__Supplied passage__.
——————

Created attachment 103983 [details] [review] Hopefully the final revision. Mike found a case I wasn't handling with Control-[Up,Down,Left,Right] to another icon in the gtk-demo Icon View Basic demo. Hopefully this patch now correctly handles that and hasn't broken anything else.
I think this patch is looking good. Perhaps it should now get checked in for use by the wider user community. If we decide based on user feedback that tweaks still need to be made perhaps those can be separate bugs. Thanks a lot Rich, this has been a bit of a pain but I think we've come up with something really useful.
From a code review standpoint, this looks good to me as well. If it pylints and regression tests well, I say commit and be done with this beast. :-)
Patch committed. Moving to "[pending]" state. Thanks. It's pylinted. I'll run the regression tests now.
Created attachment 103996 [details] [review] Changes to the regression tests. * test/keystrokes/gtk-demo/role_icon.py: test/keystrokes/gtk-demo/role_tree_table.py: Adjusted the regression tests for the gtk-demo icon and tree tables, for the tests that the changes for bug #486908 have fixed.
Sorry, i dont know what i seem to be doing wrong, this is what im experiencing: running vanilla rev 3527. in Nautilus, shift+arrow does not announce items being selected. Same goes for items on the desktop. in gtk-demo icon view -> basic: everything says unselected, even if im just arrowing around. Shift+arrow still says unselected for every item. if i understood your last comment regarding gtk-demo, only patch 103721 is required. Thank you
In testing this patch (and the Gtk+ one) yesterday, Mike and I noted that [un]/selecting the Nautilus desktop icons with Control-Space did not generate any "object:state-changed:selected" events, and therefore Orca couldn't do the right thing. I've filed bug #513213 against Nautilus on this problem.
(In reply to comment #65) > Sorry, i dont know what i seem to be doing wrong, this is what im experiencing: > running vanilla rev 3527. > in Nautilus, shift+arrow does not announce items being selected. Same goes for > items on the desktop. Because the behavior in gnome for holding down shift with any up and down arrow movement always seems to select the current design is not to speak selected as unless we speak unselected or not selected selection should be assumed. As Rich commented we did discover the desktop problem yesterday and hopefully that problem can be fixed for the next gnome release. > in gtk-demo icon view -> basic: > everything says unselected, even if im just arrowing around. > Shift+arrow still says unselected for every item. HMMMM Rich and I talked earlier and neither of us can reproduce this problem. > if i understood your last comment regarding gtk-demo, only patch 103721 [edit] is > required. > You do need the last patch to gtk+. I don't know if it makes a difference but I am also running the latest trunk versions of at-spi, atk, and gail. What distro are you running? > Thank you >
Adding in the gtk+ bug that we depend upon before this gets really fixed.
The latest patch to the underlying bug has just been committed. Finally closing as fixed. If we find more selection problems, then just open new bugs against each one. Thanks.

——————

Source data:
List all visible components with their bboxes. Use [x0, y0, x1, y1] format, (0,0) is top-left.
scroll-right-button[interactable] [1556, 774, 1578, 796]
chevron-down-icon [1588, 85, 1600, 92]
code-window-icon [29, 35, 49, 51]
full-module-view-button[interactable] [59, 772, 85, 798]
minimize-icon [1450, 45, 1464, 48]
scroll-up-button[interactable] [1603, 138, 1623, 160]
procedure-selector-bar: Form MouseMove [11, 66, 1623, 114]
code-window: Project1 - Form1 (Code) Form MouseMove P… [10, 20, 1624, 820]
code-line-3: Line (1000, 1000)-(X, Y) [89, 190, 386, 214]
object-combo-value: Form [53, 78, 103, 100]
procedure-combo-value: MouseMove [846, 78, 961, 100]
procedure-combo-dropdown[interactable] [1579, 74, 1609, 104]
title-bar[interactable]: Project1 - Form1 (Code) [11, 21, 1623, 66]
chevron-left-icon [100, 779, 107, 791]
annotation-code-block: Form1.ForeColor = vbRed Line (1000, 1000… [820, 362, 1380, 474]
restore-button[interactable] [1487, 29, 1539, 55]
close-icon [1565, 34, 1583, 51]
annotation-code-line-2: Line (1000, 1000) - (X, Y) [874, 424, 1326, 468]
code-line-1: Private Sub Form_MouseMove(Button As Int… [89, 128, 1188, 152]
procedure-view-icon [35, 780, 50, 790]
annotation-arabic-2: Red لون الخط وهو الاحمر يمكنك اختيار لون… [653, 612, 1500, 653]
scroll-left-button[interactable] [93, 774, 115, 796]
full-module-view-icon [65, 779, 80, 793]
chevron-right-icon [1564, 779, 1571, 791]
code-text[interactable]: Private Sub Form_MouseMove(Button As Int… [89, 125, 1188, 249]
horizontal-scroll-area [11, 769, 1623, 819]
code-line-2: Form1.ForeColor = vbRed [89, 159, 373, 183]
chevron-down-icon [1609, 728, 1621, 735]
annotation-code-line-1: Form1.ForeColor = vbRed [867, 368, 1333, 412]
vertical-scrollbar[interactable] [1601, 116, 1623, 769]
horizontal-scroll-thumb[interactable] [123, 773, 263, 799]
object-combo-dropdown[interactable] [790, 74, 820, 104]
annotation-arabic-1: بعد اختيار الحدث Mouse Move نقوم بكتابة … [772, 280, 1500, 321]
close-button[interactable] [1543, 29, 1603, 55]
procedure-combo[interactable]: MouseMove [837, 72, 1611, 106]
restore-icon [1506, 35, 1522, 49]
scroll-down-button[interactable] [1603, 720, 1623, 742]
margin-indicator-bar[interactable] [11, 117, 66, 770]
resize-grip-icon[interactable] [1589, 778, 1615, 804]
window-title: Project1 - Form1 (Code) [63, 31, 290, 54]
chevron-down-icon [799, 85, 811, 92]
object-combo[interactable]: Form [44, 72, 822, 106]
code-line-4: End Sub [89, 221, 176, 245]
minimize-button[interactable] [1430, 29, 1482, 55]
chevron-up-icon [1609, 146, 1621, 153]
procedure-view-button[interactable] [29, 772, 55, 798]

——————

__Problem requirements__.
List each distinct attachment number that appears in the bug discussion.

__Exercise output__.
103983, 103996, 103721